Records
★ ★ ★

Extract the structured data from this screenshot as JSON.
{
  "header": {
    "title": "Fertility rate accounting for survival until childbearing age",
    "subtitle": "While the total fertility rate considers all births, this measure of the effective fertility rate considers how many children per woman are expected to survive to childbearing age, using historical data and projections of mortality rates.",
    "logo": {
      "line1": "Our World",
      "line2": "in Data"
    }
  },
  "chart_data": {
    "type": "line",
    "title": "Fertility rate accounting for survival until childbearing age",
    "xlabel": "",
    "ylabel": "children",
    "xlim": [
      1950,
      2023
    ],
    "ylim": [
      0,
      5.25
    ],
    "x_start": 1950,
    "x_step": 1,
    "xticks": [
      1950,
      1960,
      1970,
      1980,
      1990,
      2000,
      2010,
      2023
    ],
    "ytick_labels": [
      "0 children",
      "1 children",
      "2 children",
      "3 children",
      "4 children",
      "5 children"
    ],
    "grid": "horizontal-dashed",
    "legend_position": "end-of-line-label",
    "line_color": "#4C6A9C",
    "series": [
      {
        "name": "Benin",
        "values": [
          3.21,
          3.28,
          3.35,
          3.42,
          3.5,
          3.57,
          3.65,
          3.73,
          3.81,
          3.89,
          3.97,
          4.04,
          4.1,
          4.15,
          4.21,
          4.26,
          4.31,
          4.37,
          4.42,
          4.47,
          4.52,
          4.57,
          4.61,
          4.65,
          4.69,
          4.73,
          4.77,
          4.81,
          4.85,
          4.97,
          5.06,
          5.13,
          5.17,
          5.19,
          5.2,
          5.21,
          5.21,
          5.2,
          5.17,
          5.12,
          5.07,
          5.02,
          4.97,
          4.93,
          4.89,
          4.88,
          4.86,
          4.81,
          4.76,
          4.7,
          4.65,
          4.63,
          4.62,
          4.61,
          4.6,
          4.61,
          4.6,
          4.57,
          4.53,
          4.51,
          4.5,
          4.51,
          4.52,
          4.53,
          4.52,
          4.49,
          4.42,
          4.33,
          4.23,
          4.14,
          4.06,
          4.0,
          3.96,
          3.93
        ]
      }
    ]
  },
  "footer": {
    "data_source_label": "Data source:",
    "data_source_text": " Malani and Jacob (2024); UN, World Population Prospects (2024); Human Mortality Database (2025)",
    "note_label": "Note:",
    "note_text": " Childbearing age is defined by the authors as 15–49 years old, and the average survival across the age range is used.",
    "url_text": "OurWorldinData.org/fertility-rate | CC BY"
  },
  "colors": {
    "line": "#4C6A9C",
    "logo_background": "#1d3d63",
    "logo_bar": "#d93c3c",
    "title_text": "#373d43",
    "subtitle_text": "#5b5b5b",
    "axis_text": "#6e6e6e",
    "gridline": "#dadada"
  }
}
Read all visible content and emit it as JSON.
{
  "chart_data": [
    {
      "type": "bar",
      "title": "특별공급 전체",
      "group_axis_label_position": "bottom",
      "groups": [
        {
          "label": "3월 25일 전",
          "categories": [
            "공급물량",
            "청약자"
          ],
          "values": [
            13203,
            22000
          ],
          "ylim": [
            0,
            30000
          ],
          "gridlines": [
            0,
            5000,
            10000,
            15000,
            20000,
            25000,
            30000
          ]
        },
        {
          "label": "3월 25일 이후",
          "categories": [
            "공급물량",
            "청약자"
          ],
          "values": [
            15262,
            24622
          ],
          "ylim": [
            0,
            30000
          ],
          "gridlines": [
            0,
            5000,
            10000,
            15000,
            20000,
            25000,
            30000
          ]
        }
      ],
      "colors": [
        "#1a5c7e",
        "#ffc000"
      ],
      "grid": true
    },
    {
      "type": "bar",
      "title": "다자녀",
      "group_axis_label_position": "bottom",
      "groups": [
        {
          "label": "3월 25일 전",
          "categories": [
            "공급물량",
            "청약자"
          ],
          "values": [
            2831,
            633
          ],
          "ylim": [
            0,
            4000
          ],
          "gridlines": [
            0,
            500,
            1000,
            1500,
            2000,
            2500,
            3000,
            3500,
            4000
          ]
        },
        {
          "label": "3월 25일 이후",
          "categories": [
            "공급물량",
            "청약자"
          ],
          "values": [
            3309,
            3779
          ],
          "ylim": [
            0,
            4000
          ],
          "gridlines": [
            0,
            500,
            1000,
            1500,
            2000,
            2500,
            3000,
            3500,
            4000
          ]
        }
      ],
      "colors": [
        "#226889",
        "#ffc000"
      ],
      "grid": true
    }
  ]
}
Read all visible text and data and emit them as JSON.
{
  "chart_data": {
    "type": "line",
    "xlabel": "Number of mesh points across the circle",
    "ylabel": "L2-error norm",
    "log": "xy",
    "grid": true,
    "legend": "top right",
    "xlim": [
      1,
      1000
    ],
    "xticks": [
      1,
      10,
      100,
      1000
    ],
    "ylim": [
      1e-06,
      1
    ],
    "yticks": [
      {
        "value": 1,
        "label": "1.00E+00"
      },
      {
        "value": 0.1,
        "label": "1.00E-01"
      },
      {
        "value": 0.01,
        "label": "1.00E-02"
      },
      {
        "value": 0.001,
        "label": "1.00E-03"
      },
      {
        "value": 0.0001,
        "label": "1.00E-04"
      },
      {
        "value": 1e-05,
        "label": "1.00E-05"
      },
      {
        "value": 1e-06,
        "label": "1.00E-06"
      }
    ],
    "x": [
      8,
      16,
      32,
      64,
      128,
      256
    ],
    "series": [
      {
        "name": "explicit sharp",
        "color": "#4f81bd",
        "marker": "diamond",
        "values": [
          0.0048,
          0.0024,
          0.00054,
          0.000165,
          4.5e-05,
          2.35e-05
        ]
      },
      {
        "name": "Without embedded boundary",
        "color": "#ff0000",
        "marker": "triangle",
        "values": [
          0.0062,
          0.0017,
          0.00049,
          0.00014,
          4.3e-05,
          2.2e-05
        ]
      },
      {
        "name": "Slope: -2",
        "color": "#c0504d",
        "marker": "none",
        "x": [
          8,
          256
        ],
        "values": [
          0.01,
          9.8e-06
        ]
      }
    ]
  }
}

★ ★ ★

Copy each line of the data above without altering a single character.

Extract the structured data from this screenshot as JSON.
{
  "header": {
    "title": "Fertility rate accounting for survival until childbearing age",
    "subtitle": "While the total fertility rate considers all births, this measure of the effective fertility rate considers how many children per woman are expected to survive to childbearing age, using historical data and projections of mortality rates.",
    "logo": {
      "line1": "Our World",
      "line2": "in Data"
    }
  },
  "chart_data": {
    "type": "line",
    "title": "Fertility rate accounting for survival until childbearing age",
    "xlabel": "",
    "ylabel": "children",
    "xlim": [
      1950,
      2023
    ],
    "ylim": [
      0,
      5.25
    ],
    "x_start": 1950,
    "x_step": 1,
    "xticks": [
      1950,
      1960,
      1970,
      1980,
      1990,
      2000,
      2010,
      2023
    ],
    "ytick_labels": [
      "0 children",
      "1 children",
      "2 children",
      "3 children",
      "4 children",
      "5 children"
    ],
    "grid": "horizontal-dashed",
    "legend_position": "end-of-line-label",
    "line_color": "#4C6A9C",
    "series": [
      {
        "name": "Benin",
        "values": [
          3.21,
          3.28,
          3.35,
          3.42,
          3.5,
          3.57,
          3.65,
          3.73,
          3.81,
          3.89,
          3.97,
          4.04,
          4.1,
          4.15,
          4.21,
          4.26,
          4.31,
          4.37,
          4.42,
          4.47,
          4.52,
          4.57,
          4.61,
          4.65,
          4.69,
          4.73,
          4.77,
          4.81,
          4.85,
          4.97,
          5.06,
          5.13,
          5.17,
          5.19,
          5.2,
          5.21,
          5.21,
          5.2,
          5.17,
          5.12,
          5.07,
          5.02,
          4.97,
          4.93,
          4.89,
          4.88,
          4.86,
          4.81,
          4.76,
          4.7,
          4.65,
          4.63,
          4.62,
          4.61,
          4.6,
          4.61,
          4.6,
          4.57,
          4.53,
          4.51,
          4.5,
          4.51,
          4.52,
          4.53,
          4.52,
          4.49,
          4.42,
          4.33,
          4.23,
          4.14,
          4.06,
          4.0,
          3.96,
          3.93
        ]
      }
    ]
  },
  "footer": {
    "data_source_label": "Data source:",
    "data_source_text": " Malani and Jacob (2024); UN, World Population Prospects (2024); Human Mortality Database (2025)",
    "note_label": "Note:",
    "note_text": " Childbearing age is defined by the authors as 15–49 years old, and the average survival across the age range is used.",
    "url_text": "OurWorldinData.org/fertility-rate | CC BY"
  },
  "colors": {
    "line": "#4C6A9C",
    "logo_background": "#1d3d63",
    "logo_bar": "#d93c3c",
    "title_text": "#373d43",
    "subtitle_text": "#5b5b5b",
    "axis_text": "#6e6e6e",
    "gridline": "#dadada"
  }
}
Read all visible content and emit it as JSON.
{
  "chart_data": [
    {
      "type": "bar",
      "title": "특별공급 전체",
      "group_axis_label_position": "bottom",
      "groups": [
        {
          "label": "3월 25일 전",
          "categories": [
            "공급물량",
            "청약자"
          ],
          "values": [
            13203,
            22000
          ],
          "ylim": [
            0,
            30000
          ],
          "gridlines": [
            0,
            5000,
            10000,
            15000,
            20000,
            25000,
            30000
          ]
        },
        {
          "label": "3월 25일 이후",
          "categories": [
            "공급물량",
            "청약자"
          ],
          "values": [
            15262,
            24622
          ],
          "ylim": [
            0,
            30000
          ],
          "gridlines": [
            0,
            5000,
            10000,
            15000,
            20000,
            25000,
            30000
          ]
        }
      ],
      "colors": [
        "#1a5c7e",
        "#ffc000"
      ],
      "grid": true
    },
    {
      "type": "bar",
      "title": "다자녀",
      "group_axis_label_position": "bottom",
      "groups": [
        {
          "label": "3월 25일 전",
          "categories": [
            "공급물량",
            "청약자"
          ],
          "values": [
            2831,
            633
          ],
          "ylim": [
            0,
            4000
          ],
          "gridlines": [
            0,
            500,
            1000,
            1500,
            2000,
            2500,
            3000,
            3500,
            4000
          ]
        },
        {
          "label": "3월 25일 이후",
          "categories": [
            "공급물량",
            "청약자"
          ],
          "values": [
            3309,
            3779
          ],
          "ylim": [
            0,
            4000
          ],
          "gridlines": [
            0,
            500,
            1000,
            1500,
            2000,
            2500,
            3000,
            3500,
            4000
          ]
        }
      ],
      "colors": [
        "#226889",
        "#ffc000"
      ],
      "grid": true
    }
  ]
}
Read all visible text and data and emit them as JSON.
{
  "chart_data": {
    "type": "line",
    "xlabel": "Number of mesh points across the circle",
    "ylabel": "L2-error norm",
    "log": "xy",
    "grid": true,
    "legend": "top right",
    "xlim": [
      1,
      1000
    ],
    "xticks": [
      1,
      10,
      100,
      1000
    ],
    "ylim": [
      1e-06,
      1
    ],
    "yticks": [
      {
        "value": 1,
        "label": "1.00E+00"
      },
      {
        "value": 0.1,
        "label": "1.00E-01"
      },
      {
        "value": 0.01,
        "label": "1.00E-02"
      },
      {
        "value": 0.001,
        "label": "1.00E-03"
      },
      {
        "value": 0.0001,
        "label": "1.00E-04"
      },
      {
        "value": 1e-05,
        "label": "1.00E-05"
      },
      {
        "value": 1e-06,
        "label": "1.00E-06"
      }
    ],
    "x": [
      8,
      16,
      32,
      64,
      128,
      256
    ],
    "series": [
      {
        "name": "explicit sharp",
        "color": "#4f81bd",
        "marker": "diamond",
        "values": [
          0.0048,
          0.0024,
          0.00054,
          0.000165,
          4.5e-05,
          2.35e-05
        ]
      },
      {
        "name": "Without embedded boundary",
        "color": "#ff0000",
        "marker": "triangle",
        "values": [
          0.0062,
          0.0017,
          0.00049,
          0.00014,
          4.3e-05,
          2.2e-05
        ]
      },
      {
        "name": "Slope: -2",
        "color": "#c0504d",
        "marker": "none",
        "x": [
          8,
          256
        ],
        "values": [
          0.01,
          9.8e-06
        ]
      }
    ]
  }
}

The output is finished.